--- start ---

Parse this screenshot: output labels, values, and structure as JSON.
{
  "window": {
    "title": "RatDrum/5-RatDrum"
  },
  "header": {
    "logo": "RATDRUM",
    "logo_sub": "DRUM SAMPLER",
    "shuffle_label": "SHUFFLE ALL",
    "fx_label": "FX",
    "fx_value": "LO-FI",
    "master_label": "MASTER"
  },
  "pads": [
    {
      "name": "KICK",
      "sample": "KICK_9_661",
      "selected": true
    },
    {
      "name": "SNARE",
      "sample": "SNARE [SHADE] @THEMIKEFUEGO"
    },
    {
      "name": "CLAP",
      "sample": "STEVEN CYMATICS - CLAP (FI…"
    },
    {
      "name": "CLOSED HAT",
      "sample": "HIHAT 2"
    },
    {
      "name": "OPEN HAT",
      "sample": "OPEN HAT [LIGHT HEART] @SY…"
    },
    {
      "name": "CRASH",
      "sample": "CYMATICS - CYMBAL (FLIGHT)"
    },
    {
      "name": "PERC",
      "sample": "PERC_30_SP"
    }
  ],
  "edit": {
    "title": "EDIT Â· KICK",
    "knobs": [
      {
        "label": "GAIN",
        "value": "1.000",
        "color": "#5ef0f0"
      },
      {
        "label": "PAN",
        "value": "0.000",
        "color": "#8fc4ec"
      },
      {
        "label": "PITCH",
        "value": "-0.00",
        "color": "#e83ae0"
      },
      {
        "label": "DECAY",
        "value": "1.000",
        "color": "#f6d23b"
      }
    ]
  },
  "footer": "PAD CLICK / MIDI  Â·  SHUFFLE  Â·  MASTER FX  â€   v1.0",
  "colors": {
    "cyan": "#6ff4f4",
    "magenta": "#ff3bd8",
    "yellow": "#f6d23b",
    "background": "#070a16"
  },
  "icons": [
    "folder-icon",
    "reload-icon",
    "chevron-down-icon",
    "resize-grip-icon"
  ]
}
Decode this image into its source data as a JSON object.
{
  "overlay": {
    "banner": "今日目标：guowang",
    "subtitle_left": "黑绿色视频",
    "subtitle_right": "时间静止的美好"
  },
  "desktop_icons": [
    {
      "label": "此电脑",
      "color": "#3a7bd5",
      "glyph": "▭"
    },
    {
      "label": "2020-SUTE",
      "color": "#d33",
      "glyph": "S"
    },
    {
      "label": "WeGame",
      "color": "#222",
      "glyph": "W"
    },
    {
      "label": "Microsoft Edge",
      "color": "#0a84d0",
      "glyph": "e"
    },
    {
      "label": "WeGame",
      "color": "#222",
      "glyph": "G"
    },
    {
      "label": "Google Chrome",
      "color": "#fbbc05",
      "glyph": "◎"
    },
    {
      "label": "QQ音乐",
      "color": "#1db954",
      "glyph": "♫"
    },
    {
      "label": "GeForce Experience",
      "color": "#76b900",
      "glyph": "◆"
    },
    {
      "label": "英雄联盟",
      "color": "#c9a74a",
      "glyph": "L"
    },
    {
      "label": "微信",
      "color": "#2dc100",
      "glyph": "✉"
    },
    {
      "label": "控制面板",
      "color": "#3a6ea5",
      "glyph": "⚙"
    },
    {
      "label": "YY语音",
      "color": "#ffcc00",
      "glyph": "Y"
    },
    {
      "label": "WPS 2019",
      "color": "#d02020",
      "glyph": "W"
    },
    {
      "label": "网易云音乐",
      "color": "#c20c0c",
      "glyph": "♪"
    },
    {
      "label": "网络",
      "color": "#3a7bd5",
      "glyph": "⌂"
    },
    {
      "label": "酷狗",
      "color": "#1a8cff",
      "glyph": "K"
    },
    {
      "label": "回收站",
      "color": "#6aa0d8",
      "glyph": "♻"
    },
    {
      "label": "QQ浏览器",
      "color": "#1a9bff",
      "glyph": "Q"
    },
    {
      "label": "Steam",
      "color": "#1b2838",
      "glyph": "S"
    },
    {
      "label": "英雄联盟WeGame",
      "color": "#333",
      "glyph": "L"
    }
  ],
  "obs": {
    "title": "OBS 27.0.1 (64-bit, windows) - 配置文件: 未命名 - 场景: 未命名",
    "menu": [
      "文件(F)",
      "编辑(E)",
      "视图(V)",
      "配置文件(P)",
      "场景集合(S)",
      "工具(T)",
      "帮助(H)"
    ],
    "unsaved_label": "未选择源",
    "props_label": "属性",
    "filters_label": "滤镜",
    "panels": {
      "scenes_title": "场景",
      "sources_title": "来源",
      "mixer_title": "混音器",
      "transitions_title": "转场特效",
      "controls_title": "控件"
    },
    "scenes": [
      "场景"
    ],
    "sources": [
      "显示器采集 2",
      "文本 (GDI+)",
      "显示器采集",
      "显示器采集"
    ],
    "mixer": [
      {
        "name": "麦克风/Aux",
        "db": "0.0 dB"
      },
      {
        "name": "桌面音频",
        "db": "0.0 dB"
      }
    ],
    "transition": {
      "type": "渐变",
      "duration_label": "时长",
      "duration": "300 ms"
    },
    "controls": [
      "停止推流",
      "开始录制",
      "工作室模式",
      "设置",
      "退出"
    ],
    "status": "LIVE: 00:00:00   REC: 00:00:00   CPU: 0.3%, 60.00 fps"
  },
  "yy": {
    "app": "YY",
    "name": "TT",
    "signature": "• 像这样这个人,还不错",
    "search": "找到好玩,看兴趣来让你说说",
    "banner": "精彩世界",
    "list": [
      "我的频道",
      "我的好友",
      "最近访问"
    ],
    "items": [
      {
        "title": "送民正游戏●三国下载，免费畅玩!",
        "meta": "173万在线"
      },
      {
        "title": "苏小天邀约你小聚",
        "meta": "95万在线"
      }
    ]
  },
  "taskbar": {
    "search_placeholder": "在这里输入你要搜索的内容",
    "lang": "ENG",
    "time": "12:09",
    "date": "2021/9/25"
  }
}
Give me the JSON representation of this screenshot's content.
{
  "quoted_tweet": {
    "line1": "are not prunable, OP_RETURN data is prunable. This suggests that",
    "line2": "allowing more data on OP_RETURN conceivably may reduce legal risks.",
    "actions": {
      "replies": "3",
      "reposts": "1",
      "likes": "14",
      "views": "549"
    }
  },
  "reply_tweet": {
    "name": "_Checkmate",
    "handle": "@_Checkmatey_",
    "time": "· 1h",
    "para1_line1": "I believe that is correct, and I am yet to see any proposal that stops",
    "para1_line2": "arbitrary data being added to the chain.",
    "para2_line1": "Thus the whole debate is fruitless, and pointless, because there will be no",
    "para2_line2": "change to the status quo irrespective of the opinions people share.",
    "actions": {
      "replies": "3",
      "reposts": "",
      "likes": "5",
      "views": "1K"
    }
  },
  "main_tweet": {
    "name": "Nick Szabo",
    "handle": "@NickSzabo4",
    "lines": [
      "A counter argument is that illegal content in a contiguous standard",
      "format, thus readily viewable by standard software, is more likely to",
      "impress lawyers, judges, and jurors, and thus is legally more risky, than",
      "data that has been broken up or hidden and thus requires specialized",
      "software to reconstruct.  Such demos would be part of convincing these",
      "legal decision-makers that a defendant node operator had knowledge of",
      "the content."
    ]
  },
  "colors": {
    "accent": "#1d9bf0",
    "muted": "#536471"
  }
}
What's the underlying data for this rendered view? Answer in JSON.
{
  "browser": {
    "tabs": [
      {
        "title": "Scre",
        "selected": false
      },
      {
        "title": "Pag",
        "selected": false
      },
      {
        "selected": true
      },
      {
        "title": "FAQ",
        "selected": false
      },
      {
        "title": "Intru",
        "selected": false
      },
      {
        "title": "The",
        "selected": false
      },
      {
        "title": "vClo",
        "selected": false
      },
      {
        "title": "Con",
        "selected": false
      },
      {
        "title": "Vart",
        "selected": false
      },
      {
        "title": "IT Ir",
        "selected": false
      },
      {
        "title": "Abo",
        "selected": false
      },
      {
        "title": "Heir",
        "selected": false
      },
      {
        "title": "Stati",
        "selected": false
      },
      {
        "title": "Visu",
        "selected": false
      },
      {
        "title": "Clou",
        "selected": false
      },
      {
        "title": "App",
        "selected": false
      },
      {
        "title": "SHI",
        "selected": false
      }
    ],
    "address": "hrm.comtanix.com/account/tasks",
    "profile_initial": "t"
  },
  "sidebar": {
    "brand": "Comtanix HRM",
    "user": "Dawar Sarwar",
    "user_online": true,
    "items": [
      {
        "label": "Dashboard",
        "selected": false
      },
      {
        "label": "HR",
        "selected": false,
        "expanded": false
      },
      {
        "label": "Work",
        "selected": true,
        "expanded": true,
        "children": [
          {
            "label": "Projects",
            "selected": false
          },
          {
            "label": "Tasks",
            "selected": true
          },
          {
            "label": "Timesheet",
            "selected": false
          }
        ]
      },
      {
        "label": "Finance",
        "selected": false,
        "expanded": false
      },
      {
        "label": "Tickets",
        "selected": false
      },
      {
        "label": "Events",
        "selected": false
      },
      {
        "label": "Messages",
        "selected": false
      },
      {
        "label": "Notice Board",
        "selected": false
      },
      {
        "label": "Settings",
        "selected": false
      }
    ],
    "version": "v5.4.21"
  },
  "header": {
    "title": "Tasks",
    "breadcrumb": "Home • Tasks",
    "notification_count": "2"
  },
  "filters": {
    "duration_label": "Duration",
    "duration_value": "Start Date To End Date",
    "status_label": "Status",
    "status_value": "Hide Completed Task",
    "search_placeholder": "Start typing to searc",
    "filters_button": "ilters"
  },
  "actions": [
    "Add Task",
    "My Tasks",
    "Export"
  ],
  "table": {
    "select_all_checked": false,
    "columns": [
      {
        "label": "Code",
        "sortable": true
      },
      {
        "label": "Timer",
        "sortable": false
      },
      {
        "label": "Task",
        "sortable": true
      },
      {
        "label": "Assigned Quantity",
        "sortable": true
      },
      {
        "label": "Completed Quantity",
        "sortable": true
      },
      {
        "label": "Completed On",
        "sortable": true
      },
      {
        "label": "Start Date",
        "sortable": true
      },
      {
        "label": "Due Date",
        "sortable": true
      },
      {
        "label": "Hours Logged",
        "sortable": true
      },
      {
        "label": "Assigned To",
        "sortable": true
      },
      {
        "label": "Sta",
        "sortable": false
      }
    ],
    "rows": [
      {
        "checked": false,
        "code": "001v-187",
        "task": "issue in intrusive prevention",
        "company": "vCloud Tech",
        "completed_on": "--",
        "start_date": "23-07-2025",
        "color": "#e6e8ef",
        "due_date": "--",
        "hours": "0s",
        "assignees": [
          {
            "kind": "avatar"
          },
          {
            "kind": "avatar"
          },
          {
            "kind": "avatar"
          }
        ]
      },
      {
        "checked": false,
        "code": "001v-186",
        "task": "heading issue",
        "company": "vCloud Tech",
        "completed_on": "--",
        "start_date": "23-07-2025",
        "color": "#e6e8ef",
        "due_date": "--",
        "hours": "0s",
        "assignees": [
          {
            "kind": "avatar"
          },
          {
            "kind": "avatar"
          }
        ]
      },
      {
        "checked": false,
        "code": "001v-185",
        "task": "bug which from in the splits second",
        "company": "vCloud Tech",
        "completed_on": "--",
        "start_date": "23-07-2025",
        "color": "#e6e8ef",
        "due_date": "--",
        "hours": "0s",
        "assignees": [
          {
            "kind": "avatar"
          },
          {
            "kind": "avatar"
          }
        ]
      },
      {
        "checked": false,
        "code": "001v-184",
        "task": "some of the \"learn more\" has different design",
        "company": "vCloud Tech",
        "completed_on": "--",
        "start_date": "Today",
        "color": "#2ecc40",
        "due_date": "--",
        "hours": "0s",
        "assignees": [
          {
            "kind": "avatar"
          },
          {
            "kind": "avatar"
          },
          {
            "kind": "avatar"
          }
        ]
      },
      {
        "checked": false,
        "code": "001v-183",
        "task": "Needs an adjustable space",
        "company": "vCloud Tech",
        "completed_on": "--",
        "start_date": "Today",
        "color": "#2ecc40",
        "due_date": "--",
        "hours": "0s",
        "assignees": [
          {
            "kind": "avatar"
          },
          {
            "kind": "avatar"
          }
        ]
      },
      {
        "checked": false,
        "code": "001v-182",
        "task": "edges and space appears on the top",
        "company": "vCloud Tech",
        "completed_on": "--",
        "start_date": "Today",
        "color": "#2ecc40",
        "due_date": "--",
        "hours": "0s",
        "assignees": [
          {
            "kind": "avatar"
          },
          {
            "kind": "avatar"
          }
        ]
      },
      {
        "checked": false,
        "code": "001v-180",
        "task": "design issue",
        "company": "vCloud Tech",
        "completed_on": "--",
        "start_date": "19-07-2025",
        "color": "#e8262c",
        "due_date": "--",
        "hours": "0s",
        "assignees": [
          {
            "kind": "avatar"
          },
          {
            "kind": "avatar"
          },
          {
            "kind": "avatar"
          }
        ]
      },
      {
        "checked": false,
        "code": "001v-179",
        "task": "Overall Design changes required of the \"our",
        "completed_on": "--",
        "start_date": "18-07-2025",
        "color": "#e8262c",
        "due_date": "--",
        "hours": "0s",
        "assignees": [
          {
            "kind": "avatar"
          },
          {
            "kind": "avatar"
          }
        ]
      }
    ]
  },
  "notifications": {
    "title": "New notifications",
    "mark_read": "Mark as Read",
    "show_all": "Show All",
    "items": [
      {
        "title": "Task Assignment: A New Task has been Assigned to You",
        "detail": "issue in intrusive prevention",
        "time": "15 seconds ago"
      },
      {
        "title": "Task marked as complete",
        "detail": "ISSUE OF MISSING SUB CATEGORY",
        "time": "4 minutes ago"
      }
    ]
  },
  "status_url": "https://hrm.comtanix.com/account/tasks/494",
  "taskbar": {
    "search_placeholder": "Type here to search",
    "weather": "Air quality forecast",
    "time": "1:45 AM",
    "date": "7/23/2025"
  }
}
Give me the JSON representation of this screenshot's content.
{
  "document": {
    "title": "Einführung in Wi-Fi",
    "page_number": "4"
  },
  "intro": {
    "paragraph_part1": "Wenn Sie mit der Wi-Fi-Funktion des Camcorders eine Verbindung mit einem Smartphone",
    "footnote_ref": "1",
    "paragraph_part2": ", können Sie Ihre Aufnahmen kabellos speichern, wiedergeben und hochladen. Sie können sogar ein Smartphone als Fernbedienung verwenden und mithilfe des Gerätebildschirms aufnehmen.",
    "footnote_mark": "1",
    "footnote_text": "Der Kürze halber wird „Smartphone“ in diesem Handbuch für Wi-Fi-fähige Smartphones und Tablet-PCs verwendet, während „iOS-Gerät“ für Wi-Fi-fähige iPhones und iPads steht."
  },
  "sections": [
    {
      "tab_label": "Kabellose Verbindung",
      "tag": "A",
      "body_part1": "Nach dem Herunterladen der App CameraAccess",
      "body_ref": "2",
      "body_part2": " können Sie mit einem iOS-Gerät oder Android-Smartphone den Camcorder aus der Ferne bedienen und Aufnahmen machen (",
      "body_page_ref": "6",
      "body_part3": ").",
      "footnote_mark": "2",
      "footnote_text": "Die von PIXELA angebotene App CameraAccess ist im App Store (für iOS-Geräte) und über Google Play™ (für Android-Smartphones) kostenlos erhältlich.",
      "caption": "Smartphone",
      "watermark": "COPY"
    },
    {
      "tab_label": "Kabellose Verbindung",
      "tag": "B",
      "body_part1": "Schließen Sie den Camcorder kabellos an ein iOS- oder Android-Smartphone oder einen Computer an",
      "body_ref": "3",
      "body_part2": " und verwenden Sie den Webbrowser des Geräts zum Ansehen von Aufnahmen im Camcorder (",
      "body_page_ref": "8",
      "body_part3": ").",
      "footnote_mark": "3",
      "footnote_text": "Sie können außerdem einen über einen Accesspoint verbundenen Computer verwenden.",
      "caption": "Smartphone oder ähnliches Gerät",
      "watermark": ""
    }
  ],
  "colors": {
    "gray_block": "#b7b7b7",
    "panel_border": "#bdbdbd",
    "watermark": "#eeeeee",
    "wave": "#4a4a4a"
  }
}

--- end ---

■ **Task instructions**
All lines above with "notifications" in them should be returned.

■ **Result for this exercise**
  "notifications": {
    "title": "New notifications",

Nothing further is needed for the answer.